* [DIRECTIONS FOR THIS TASK] Set all the material down again unchanged, without the pictures.

##### SUPPLIED RECORDS #####

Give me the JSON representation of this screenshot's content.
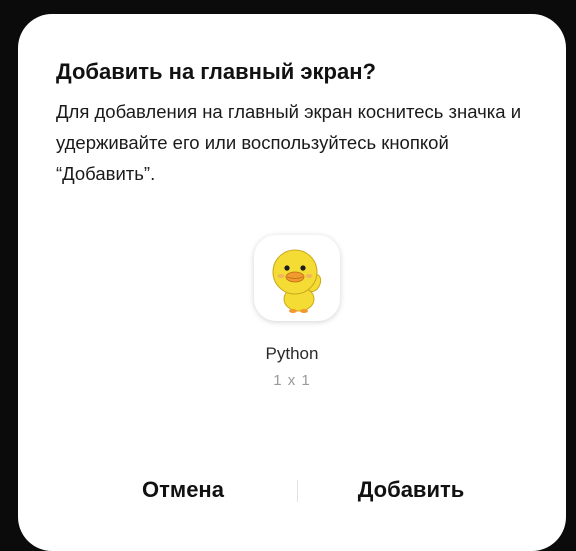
{
  "dialog": {
    "title": "Добавить на главный экран?",
    "message": "Для добавления на главный экран коснитесь значка и удерживайте его или воспользуйтесь кнопкой “Добавить”.",
    "app": {
      "icon": "duck-icon",
      "name": "Python",
      "size": "1 x 1"
    },
    "buttons": {
      "cancel_label": "Отмена",
      "add_label": "Добавить"
    }
  },
  "colors": {
    "backdrop": "#0b0b0b",
    "dialog_bg": "#ffffff",
    "duck_yellow": "#f5dc35",
    "text_primary": "#111111",
    "text_secondary": "#9a9a9a"
  }
}
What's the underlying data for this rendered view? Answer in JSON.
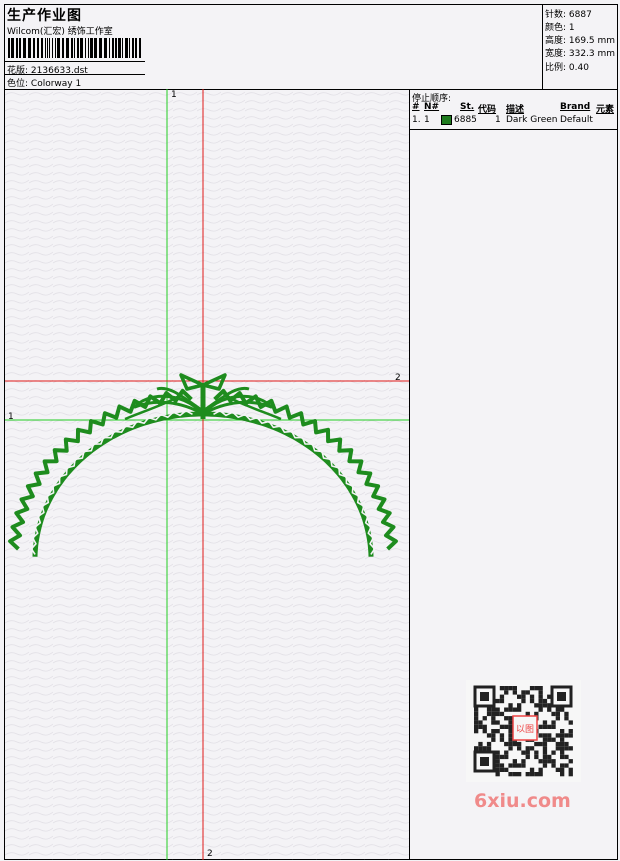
{
  "header": {
    "title": "生产作业图",
    "subtitle": "Wilcom(汇宏) 绣饰工作室",
    "design_label": "花版:",
    "design_value": "2136633.dst",
    "colorway_label": "色位:",
    "colorway_value": "Colorway 1"
  },
  "stats": {
    "stitches": "针数: 6887",
    "colors": "颜色: 1",
    "height": "高度: 169.5 mm",
    "width": "宽度: 332.3 mm",
    "scale": "比例: 0.40"
  },
  "stop_sequence": {
    "title": "停止顺序:",
    "columns": [
      "#",
      "N#",
      "St.",
      "代码",
      "描述",
      "Brand",
      "元素"
    ],
    "rows": [
      {
        "index": "1.",
        "needle": "1",
        "stitches": "6885",
        "code": "1",
        "description": "Dark Green",
        "brand": "Default",
        "color": "#1e7a1e"
      }
    ]
  },
  "axes": {
    "green_vertical": "1",
    "green_horizontal": "1",
    "red_vertical": "2",
    "red_horizontal": "2"
  },
  "colors": {
    "thread": "#1e8c1e",
    "green_axis": "#22cc22",
    "red_axis": "#e01818"
  },
  "watermark": {
    "text": "6xiu.com",
    "stamp": "以图"
  }
}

#####

* [RESPONSE]
Give me the JSON representation of this screenshot's content.
{
  "dialog": {
    "title": "Добавить на главный экран?",
    "message": "Для добавления на главный экран коснитесь значка и удерживайте его или воспользуйтесь кнопкой “Добавить”.",
    "app": {
      "icon": "duck-icon",
      "name": "Python",
      "size": "1 x 1"
    },
    "buttons": {
      "cancel_label": "Отмена",
      "add_label": "Добавить"
    }
  },
  "colors": {
    "backdrop": "#0b0b0b",
    "dialog_bg": "#ffffff",
    "duck_yellow": "#f5dc35",
    "text_primary": "#111111",
    "text_secondary": "#9a9a9a"
  }
}
What's the underlying data for this rendered view? Answer in JSON.
{
  "header": {
    "title": "生产作业图",
    "subtitle": "Wilcom(汇宏) 绣饰工作室",
    "design_label": "花版:",
    "design_value": "2136633.dst",
    "colorway_label": "色位:",
    "colorway_value": "Colorway 1"
  },
  "stats": {
    "stitches": "针数: 6887",
    "colors": "颜色: 1",
    "height": "高度: 169.5 mm",
    "width": "宽度: 332.3 mm",
    "scale": "比例: 0.40"
  },
  "stop_sequence": {
    "title": "停止顺序:",
    "columns": [
      "#",
      "N#",
      "St.",
      "代码",
      "描述",
      "Brand",
      "元素"
    ],
    "rows": [
      {
        "index": "1.",
        "needle": "1",
        "stitches": "6885",
        "code": "1",
        "description": "Dark Green",
        "brand": "Default",
        "color": "#1e7a1e"
      }
    ]
  },
  "axes": {
    "green_vertical": "1",
    "green_horizontal": "1",
    "red_vertical": "2",
    "red_horizontal": "2"
  },
  "colors": {
    "thread": "#1e8c1e",
    "green_axis": "#22cc22",
    "red_axis": "#e01818"
  },
  "watermark": {
    "text": "6xiu.com",
    "stamp": "以图"
  }
}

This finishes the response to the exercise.